## What needs to be done
The listing must be reproduced in full, exactly as it stands.

## Given entries

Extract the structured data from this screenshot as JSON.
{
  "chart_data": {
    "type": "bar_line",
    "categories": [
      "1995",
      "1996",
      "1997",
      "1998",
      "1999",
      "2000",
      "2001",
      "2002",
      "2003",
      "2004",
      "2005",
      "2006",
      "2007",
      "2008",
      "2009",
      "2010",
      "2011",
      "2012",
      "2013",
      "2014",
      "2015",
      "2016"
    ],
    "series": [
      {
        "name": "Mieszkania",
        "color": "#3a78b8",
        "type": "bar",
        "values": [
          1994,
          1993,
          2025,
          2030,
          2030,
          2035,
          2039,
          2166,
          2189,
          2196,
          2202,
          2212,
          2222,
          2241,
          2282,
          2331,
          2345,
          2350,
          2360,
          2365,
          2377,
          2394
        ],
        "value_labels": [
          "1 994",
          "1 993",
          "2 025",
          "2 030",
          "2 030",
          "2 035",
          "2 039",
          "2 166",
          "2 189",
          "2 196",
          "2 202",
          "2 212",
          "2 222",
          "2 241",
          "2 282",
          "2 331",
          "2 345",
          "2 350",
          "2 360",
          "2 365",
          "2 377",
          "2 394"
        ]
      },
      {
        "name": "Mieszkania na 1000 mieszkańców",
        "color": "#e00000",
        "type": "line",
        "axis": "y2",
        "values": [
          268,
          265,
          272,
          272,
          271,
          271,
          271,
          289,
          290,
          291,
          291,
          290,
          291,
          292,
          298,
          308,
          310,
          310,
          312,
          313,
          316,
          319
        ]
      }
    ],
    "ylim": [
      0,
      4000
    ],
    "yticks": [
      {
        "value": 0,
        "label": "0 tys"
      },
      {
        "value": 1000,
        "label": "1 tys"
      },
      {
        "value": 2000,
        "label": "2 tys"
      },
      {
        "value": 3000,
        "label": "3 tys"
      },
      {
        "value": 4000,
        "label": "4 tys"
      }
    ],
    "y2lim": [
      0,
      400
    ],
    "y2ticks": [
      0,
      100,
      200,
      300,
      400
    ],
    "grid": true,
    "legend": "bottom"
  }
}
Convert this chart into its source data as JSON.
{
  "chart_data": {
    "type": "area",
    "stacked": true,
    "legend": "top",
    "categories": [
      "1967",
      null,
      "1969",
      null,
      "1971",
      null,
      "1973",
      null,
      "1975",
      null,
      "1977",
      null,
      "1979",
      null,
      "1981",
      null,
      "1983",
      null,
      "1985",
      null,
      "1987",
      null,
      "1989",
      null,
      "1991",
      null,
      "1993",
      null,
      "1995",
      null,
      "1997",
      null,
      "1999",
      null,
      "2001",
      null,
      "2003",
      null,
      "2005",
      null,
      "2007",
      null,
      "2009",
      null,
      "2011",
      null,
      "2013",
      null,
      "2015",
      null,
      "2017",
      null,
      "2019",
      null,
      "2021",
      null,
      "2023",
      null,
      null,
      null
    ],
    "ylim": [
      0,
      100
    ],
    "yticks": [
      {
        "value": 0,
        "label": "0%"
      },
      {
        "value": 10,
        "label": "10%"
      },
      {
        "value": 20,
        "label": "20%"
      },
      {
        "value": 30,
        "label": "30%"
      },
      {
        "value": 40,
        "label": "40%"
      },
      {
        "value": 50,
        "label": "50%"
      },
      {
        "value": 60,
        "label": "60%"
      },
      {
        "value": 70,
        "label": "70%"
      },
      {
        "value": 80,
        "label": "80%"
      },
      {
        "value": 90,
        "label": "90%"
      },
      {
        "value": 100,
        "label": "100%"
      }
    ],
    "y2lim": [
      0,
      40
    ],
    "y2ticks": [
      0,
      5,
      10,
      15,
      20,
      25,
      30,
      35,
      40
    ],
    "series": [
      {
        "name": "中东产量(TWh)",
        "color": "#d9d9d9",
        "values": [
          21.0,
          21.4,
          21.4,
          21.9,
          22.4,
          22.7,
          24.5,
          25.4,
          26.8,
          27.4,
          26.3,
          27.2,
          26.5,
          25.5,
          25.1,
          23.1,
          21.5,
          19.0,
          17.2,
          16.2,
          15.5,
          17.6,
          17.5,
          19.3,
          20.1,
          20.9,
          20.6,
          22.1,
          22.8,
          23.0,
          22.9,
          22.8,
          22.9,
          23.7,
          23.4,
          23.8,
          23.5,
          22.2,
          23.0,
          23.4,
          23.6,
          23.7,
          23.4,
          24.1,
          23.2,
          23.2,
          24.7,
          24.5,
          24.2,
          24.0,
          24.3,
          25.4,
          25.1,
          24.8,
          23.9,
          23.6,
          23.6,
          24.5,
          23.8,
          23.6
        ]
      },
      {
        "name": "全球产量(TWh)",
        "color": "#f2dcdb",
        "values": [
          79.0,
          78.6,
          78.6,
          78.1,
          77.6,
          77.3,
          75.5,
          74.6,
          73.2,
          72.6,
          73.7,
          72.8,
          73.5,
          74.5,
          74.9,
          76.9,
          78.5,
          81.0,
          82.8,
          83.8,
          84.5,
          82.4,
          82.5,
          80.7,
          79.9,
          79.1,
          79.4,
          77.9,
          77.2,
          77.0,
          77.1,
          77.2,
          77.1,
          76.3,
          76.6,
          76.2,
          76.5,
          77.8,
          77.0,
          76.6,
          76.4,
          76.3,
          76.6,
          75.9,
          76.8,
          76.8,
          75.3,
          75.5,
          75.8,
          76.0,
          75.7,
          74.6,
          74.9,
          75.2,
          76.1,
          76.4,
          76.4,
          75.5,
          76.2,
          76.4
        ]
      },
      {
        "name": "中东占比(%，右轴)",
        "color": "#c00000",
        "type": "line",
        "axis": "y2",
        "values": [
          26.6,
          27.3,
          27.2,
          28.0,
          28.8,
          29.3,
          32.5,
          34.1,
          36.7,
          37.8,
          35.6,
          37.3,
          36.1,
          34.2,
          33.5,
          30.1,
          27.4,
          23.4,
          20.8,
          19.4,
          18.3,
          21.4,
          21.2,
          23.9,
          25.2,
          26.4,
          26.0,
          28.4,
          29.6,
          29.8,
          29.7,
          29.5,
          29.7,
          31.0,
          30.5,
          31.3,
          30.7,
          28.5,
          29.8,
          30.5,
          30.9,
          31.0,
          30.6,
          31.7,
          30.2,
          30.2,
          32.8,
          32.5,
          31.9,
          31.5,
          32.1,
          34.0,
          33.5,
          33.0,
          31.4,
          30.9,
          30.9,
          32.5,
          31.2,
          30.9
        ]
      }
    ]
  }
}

## Finished exercise
Extract the structured data from this screenshot as JSON.
{
  "chart_data": {
    "type": "bar_line",
    "categories": [
      "1995",
      "1996",
      "1997",
      "1998",
      "1999",
      "2000",
      "2001",
      "2002",
      "2003",
      "2004",
      "2005",
      "2006",
      "2007",
      "2008",
      "2009",
      "2010",
      "2011",
      "2012",
      "2013",
      "2014",
      "2015",
      "2016"
    ],
    "series": [
      {
        "name": "Mieszkania",
        "color": "#3a78b8",
        "type": "bar",
        "values": [
          1994,
          1993,
          2025,
          2030,
          2030,
          2035,
          2039,
          2166,
          2189,
          2196,
          2202,
          2212,
          2222,
          2241,
          2282,
          2331,
          2345,
          2350,
          2360,
          2365,
          2377,
          2394
        ],
        "value_labels": [
          "1 994",
          "1 993",
          "2 025",
          "2 030",
          "2 030",
          "2 035",
          "2 039",
          "2 166",
          "2 189",
          "2 196",
          "2 202",
          "2 212",
          "2 222",
          "2 241",
          "2 282",
          "2 331",
          "2 345",
          "2 350",
          "2 360",
          "2 365",
          "2 377",
          "2 394"
        ]
      },
      {
        "name": "Mieszkania na 1000 mieszkańców",
        "color": "#e00000",
        "type": "line",
        "axis": "y2",
        "values": [
          268,
          265,
          272,
          272,
          271,
          271,
          271,
          289,
          290,
          291,
          291,
          290,
          291,
          292,
          298,
          308,
          310,
          310,
          312,
          313,
          316,
          319
        ]
      }
    ],
    "ylim": [
      0,
      4000
    ],
    "yticks": [
      {
        "value": 0,
        "label": "0 tys"
      },
      {
        "value": 1000,
        "label": "1 tys"
      },
      {
        "value": 2000,
        "label": "2 tys"
      },
      {
        "value": 3000,
        "label": "3 tys"
      },
      {
        "value": 4000,
        "label": "4 tys"
      }
    ],
    "y2lim": [
      0,
      400
    ],
    "y2ticks": [
      0,
      100,
      200,
      300,
      400
    ],
    "grid": true,
    "legend": "bottom"
  }
}
Convert this chart into its source data as JSON.
{
  "chart_data": {
    "type": "area",
    "stacked": true,
    "legend": "top",
    "categories": [
      "1967",
      null,
      "1969",
      null,
      "1971",
      null,
      "1973",
      null,
      "1975",
      null,
      "1977",
      null,
      "1979",
      null,
      "1981",
      null,
      "1983",
      null,
      "1985",
      null,
      "1987",
      null,
      "1989",
      null,
      "1991",
      null,
      "1993",
      null,
      "1995",
      null,
      "1997",
      null,
      "1999",
      null,
      "2001",
      null,
      "2003",
      null,
      "2005",
      null,
      "2007",
      null,
      "2009",
      null,
      "2011",
      null,
      "2013",
      null,
      "2015",
      null,
      "2017",
      null,
      "2019",
      null,
      "2021",
      null,
      "2023",
      null,
      null,
      null
    ],
    "ylim": [
      0,
      100
    ],
    "yticks": [
      {
        "value": 0,
        "label": "0%"
      },
      {
        "value": 10,
        "label": "10%"
      },
      {
        "value": 20,
        "label": "20%"
      },
      {
        "value": 30,
        "label": "30%"
      },
      {
        "value": 40,
        "label": "40%"
      },
      {
        "value": 50,
        "label": "50%"
      },
      {
        "value": 60,
        "label": "60%"
      },
      {
        "value": 70,
        "label": "70%"
      },
      {
        "value": 80,
        "label": "80%"
      },
      {
        "value": 90,
        "label": "90%"
      },
      {
        "value": 100,
        "label": "100%"
      }
    ],
    "y2lim": [
      0,
      40
    ],
    "y2ticks": [
      0,
      5,
      10,
      15,
      20,
      25,
      30,
      35,
      40
    ],
    "series": [
      {
        "name": "中东产量(TWh)",
        "color": "#d9d9d9",
        "values": [
          21.0,
          21.4,
          21.4,
          21.9,
          22.4,
          22.7,
          24.5,
          25.4,
          26.8,
          27.4,
          26.3,
          27.2,
          26.5,
          25.5,
          25.1,
          23.1,
          21.5,
          19.0,
          17.2,
          16.2,
          15.5,
          17.6,
          17.5,
          19.3,
          20.1,
          20.9,
          20.6,
          22.1,
          22.8,
          23.0,
          22.9,
          22.8,
          22.9,
          23.7,
          23.4,
          23.8,
          23.5,
          22.2,
          23.0,
          23.4,
          23.6,
          23.7,
          23.4,
          24.1,
          23.2,
          23.2,
          24.7,
          24.5,
          24.2,
          24.0,
          24.3,
          25.4,
          25.1,
          24.8,
          23.9,
          23.6,
          23.6,
          24.5,
          23.8,
          23.6
        ]
      },
      {
        "name": "全球产量(TWh)",
        "color": "#f2dcdb",
        "values": [
          79.0,
          78.6,
          78.6,
          78.1,
          77.6,
          77.3,
          75.5,
          74.6,
          73.2,
          72.6,
          73.7,
          72.8,
          73.5,
          74.5,
          74.9,
          76.9,
          78.5,
          81.0,
          82.8,
          83.8,
          84.5,
          82.4,
          82.5,
          80.7,
          79.9,
          79.1,
          79.4,
          77.9,
          77.2,
          77.0,
          77.1,
          77.2,
          77.1,
          76.3,
          76.6,
          76.2,
          76.5,
          77.8,
          77.0,
          76.6,
          76.4,
          76.3,
          76.6,
          75.9,
          76.8,
          76.8,
          75.3,
          75.5,
          75.8,
          76.0,
          75.7,
          74.6,
          74.9,
          75.2,
          76.1,
          76.4,
          76.4,
          75.5,
          76.2,
          76.4
        ]
      },
      {
        "name": "中东占比(%，右轴)",
        "color": "#c00000",
        "type": "line",
        "axis": "y2",
        "values": [
          26.6,
          27.3,
          27.2,
          28.0,
          28.8,
          29.3,
          32.5,
          34.1,
          36.7,
          37.8,
          35.6,
          37.3,
          36.1,
          34.2,
          33.5,
          30.1,
          27.4,
          23.4,
          20.8,
          19.4,
          18.3,
          21.4,
          21.2,
          23.9,
          25.2,
          26.4,
          26.0,
          28.4,
          29.6,
          29.8,
          29.7,
          29.5,
          29.7,
          31.0,
          30.5,
          31.3,
          30.7,
          28.5,
          29.8,
          30.5,
          30.9,
          31.0,
          30.6,
          31.7,
          30.2,
          30.2,
          32.8,
          32.5,
          31.9,
          31.5,
          32.1,
          34.0,
          33.5,
          33.0,
          31.4,
          30.9,
          30.9,
          32.5,
          31.2,
          30.9
        ]
      }
    ]
  }
}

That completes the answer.